■ What the task requires
Scan the records below for the string "Rhizomicrobium" and return every line where it appears.

■ Dataset content

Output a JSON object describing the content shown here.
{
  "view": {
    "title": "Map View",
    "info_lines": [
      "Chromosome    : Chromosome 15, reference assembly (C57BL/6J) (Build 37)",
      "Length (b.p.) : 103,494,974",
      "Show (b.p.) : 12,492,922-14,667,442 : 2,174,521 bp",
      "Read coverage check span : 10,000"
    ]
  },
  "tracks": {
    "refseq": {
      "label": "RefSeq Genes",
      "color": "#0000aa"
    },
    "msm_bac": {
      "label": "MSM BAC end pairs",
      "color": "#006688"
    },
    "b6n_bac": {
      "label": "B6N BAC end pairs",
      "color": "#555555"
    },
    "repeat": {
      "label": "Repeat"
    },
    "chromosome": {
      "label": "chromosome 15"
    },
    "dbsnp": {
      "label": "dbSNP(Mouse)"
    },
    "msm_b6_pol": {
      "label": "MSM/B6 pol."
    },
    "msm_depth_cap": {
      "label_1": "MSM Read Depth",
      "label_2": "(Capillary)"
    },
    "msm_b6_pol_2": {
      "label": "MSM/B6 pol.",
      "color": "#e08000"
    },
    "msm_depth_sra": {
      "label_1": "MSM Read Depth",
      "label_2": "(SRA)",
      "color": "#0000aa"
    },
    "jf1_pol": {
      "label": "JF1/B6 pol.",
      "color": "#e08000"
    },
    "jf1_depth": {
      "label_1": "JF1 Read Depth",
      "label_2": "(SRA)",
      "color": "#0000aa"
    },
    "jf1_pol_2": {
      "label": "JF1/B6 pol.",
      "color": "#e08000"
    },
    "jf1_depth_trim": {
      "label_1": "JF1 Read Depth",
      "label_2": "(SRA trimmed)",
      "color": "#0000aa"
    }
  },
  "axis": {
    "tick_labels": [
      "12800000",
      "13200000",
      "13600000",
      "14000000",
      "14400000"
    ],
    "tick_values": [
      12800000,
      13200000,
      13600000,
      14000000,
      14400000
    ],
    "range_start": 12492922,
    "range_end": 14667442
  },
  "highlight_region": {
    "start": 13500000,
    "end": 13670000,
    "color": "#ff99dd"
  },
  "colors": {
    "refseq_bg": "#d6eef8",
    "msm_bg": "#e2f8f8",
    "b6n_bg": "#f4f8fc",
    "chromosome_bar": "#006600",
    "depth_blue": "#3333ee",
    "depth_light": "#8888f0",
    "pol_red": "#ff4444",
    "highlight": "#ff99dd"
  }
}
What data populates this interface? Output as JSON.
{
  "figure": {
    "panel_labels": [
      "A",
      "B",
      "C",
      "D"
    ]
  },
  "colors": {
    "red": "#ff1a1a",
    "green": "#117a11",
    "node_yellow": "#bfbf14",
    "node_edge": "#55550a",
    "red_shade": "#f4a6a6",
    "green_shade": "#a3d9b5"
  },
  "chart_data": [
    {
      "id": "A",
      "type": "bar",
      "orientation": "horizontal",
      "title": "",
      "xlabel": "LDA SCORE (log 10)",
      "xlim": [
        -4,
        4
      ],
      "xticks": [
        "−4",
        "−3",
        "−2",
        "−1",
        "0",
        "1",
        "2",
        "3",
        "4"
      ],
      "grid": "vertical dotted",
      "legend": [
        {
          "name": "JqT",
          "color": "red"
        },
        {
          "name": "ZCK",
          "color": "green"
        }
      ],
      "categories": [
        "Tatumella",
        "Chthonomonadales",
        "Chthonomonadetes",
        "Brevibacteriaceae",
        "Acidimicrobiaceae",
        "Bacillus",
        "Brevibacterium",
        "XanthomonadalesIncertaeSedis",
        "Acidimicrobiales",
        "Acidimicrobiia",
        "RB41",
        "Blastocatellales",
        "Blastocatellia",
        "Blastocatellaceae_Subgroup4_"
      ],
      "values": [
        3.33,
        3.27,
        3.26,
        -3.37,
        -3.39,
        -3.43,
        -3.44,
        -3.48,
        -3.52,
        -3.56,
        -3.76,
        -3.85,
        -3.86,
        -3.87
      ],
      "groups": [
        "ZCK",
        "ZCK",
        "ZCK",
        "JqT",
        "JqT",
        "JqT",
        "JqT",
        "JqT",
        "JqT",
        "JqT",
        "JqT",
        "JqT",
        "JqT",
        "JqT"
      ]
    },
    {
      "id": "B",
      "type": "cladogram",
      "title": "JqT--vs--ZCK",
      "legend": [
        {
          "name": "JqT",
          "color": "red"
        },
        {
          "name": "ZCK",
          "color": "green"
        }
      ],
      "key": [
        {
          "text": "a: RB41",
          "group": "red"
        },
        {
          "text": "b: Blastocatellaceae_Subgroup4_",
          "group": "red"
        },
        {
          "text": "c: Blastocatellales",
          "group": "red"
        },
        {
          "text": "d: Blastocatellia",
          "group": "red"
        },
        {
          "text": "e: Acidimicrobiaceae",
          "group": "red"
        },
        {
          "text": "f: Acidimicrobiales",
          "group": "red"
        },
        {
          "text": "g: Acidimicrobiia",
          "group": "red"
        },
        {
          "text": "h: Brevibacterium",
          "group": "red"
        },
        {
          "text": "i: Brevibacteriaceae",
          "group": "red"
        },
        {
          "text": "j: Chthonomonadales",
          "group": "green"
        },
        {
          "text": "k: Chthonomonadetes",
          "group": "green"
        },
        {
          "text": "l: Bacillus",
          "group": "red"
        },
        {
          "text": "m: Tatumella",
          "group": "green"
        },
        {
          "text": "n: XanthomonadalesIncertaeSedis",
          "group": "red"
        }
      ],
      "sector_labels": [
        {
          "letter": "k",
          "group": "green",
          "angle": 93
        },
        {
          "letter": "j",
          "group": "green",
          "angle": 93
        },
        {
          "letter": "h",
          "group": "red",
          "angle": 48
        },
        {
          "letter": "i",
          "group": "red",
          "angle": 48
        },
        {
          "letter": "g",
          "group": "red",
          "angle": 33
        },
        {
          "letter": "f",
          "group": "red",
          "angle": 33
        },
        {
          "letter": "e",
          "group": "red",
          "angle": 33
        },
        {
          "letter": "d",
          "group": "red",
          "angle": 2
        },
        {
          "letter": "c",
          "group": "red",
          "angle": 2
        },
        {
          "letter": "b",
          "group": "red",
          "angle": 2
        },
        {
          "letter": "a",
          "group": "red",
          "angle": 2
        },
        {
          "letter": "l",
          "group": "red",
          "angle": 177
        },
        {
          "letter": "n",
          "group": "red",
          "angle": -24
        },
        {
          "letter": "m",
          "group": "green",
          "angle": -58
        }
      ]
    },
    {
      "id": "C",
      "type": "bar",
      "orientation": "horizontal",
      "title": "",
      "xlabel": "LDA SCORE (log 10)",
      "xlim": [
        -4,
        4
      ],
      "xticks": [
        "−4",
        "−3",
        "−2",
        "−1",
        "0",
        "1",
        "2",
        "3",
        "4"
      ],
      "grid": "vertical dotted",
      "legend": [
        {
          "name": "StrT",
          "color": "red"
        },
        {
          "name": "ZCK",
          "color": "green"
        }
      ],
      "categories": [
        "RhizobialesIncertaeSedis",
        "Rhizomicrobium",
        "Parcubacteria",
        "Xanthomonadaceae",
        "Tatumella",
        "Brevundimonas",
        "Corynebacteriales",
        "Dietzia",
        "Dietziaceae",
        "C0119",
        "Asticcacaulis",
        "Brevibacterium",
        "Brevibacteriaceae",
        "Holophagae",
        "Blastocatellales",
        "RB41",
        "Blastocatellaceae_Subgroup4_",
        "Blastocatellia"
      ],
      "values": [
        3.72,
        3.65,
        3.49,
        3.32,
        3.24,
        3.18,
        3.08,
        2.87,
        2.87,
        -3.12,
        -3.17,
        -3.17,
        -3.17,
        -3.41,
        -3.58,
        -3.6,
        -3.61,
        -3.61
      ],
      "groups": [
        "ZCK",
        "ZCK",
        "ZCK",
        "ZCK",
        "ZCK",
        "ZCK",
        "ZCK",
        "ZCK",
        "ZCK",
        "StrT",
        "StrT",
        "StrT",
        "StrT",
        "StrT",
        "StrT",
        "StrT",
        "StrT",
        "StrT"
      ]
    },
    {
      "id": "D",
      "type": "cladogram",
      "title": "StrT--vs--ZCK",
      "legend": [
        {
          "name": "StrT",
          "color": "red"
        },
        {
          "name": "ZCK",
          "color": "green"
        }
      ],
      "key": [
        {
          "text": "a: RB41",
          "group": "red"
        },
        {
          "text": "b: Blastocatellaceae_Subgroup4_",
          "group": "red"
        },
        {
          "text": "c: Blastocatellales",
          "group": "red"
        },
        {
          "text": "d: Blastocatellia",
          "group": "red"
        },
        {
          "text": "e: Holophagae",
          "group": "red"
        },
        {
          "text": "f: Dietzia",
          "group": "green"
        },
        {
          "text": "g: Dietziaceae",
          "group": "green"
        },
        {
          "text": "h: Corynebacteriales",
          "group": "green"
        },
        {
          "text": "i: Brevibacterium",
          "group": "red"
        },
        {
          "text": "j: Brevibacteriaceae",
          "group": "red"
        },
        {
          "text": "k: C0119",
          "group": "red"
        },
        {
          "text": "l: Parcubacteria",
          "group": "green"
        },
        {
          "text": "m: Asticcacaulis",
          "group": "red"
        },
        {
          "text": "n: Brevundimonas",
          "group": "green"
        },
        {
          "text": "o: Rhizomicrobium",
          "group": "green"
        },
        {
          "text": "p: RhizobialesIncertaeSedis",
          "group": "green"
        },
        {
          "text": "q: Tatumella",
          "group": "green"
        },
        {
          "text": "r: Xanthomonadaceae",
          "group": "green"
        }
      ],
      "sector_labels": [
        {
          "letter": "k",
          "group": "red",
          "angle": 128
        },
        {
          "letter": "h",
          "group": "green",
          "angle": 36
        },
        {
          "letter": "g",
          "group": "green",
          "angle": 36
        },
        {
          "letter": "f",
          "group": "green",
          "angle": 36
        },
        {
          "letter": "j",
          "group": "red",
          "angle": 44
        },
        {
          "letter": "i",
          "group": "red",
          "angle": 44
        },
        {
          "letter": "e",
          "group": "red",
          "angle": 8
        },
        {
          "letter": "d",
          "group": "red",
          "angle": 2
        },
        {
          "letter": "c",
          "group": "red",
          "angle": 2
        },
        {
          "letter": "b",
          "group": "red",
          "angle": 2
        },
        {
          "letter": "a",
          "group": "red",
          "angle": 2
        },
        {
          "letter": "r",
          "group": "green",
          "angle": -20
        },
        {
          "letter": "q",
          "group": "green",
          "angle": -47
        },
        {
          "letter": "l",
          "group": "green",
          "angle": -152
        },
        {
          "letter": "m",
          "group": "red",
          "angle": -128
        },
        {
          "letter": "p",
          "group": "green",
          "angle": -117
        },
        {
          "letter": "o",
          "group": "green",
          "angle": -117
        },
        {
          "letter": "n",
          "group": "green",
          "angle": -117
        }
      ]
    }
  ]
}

■ Solution for this exercise
        "Rhizomicrobium",
          "text": "o: Rhizomicrobium",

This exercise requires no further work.